*Source material*

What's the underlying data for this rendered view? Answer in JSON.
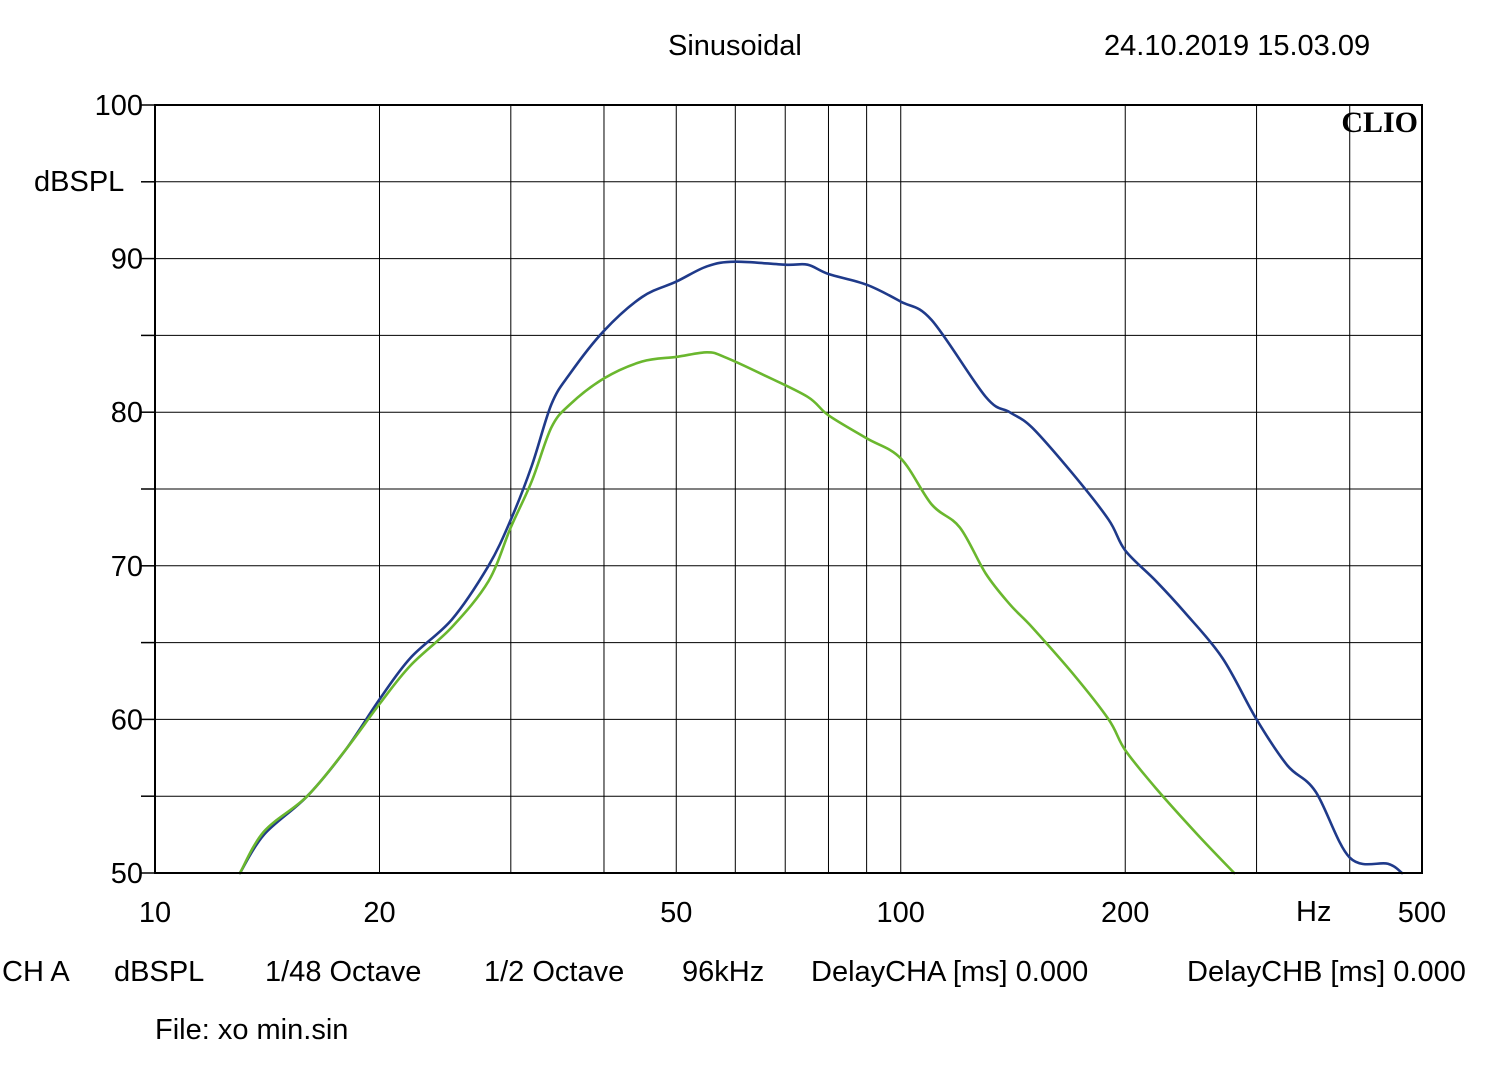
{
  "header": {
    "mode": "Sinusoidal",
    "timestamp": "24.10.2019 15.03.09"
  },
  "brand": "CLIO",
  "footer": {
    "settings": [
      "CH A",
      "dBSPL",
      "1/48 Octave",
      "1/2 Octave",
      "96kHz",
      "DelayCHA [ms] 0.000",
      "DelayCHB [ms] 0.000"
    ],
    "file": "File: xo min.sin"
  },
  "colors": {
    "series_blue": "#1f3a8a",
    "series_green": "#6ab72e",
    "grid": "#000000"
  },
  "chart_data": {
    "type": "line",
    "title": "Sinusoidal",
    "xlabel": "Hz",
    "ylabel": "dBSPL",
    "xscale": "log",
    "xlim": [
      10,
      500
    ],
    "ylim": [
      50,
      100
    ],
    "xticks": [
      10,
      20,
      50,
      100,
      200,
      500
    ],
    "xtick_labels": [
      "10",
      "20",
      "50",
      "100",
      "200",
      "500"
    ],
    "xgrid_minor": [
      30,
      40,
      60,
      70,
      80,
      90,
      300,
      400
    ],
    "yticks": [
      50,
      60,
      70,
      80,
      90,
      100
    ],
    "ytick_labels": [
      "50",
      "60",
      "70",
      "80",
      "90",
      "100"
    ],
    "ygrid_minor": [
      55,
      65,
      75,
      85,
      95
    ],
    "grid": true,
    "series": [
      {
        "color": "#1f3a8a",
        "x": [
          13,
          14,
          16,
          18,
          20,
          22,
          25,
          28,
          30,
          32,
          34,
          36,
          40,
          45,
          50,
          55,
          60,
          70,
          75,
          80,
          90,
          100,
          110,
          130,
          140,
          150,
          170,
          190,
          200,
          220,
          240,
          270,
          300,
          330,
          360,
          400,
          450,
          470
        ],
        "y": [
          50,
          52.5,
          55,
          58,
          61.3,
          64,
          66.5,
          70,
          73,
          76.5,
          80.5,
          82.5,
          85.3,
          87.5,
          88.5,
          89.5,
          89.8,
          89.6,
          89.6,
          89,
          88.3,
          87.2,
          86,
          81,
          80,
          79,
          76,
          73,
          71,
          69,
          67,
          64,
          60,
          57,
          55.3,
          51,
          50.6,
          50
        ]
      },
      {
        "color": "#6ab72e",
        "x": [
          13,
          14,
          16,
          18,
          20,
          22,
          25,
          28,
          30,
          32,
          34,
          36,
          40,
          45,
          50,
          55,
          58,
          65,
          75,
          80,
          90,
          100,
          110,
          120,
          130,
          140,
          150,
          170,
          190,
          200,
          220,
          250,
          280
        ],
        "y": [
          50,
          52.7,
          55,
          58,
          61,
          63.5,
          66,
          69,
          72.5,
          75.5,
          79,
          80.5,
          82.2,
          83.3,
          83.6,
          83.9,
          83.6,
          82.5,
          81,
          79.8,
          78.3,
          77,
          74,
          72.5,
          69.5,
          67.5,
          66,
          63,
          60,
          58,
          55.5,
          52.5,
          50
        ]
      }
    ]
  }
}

*Task instructions*
Omit the pictures, then quote the rest of the material above exactly.

*Answer to this task*
What's the underlying data for this rendered view? Answer in JSON.
{
  "header": {
    "mode": "Sinusoidal",
    "timestamp": "24.10.2019 15.03.09"
  },
  "brand": "CLIO",
  "footer": {
    "settings": [
      "CH A",
      "dBSPL",
      "1/48 Octave",
      "1/2 Octave",
      "96kHz",
      "DelayCHA [ms] 0.000",
      "DelayCHB [ms] 0.000"
    ],
    "file": "File: xo min.sin"
  },
  "colors": {
    "series_blue": "#1f3a8a",
    "series_green": "#6ab72e",
    "grid": "#000000"
  },
  "chart_data": {
    "type": "line",
    "title": "Sinusoidal",
    "xlabel": "Hz",
    "ylabel": "dBSPL",
    "xscale": "log",
    "xlim": [
      10,
      500
    ],
    "ylim": [
      50,
      100
    ],
    "xticks": [
      10,
      20,
      50,
      100,
      200,
      500
    ],
    "xtick_labels": [
      "10",
      "20",
      "50",
      "100",
      "200",
      "500"
    ],
    "xgrid_minor": [
      30,
      40,
      60,
      70,
      80,
      90,
      300,
      400
    ],
    "yticks": [
      50,
      60,
      70,
      80,
      90,
      100
    ],
    "ytick_labels": [
      "50",
      "60",
      "70",
      "80",
      "90",
      "100"
    ],
    "ygrid_minor": [
      55,
      65,
      75,
      85,
      95
    ],
    "grid": true,
    "series": [
      {
        "color": "#1f3a8a",
        "x": [
          13,
          14,
          16,
          18,
          20,
          22,
          25,
          28,
          30,
          32,
          34,
          36,
          40,
          45,
          50,
          55,
          60,
          70,
          75,
          80,
          90,
          100,
          110,
          130,
          140,
          150,
          170,
          190,
          200,
          220,
          240,
          270,
          300,
          330,
          360,
          400,
          450,
          470
        ],
        "y": [
          50,
          52.5,
          55,
          58,
          61.3,
          64,
          66.5,
          70,
          73,
          76.5,
          80.5,
          82.5,
          85.3,
          87.5,
          88.5,
          89.5,
          89.8,
          89.6,
          89.6,
          89,
          88.3,
          87.2,
          86,
          81,
          80,
          79,
          76,
          73,
          71,
          69,
          67,
          64,
          60,
          57,
          55.3,
          51,
          50.6,
          50
        ]
      },
      {
        "color": "#6ab72e",
        "x": [
          13,
          14,
          16,
          18,
          20,
          22,
          25,
          28,
          30,
          32,
          34,
          36,
          40,
          45,
          50,
          55,
          58,
          65,
          75,
          80,
          90,
          100,
          110,
          120,
          130,
          140,
          150,
          170,
          190,
          200,
          220,
          250,
          280
        ],
        "y": [
          50,
          52.7,
          55,
          58,
          61,
          63.5,
          66,
          69,
          72.5,
          75.5,
          79,
          80.5,
          82.2,
          83.3,
          83.6,
          83.9,
          83.6,
          82.5,
          81,
          79.8,
          78.3,
          77,
          74,
          72.5,
          69.5,
          67.5,
          66,
          63,
          60,
          58,
          55.5,
          52.5,
          50
        ]
      }
    ]
  }
}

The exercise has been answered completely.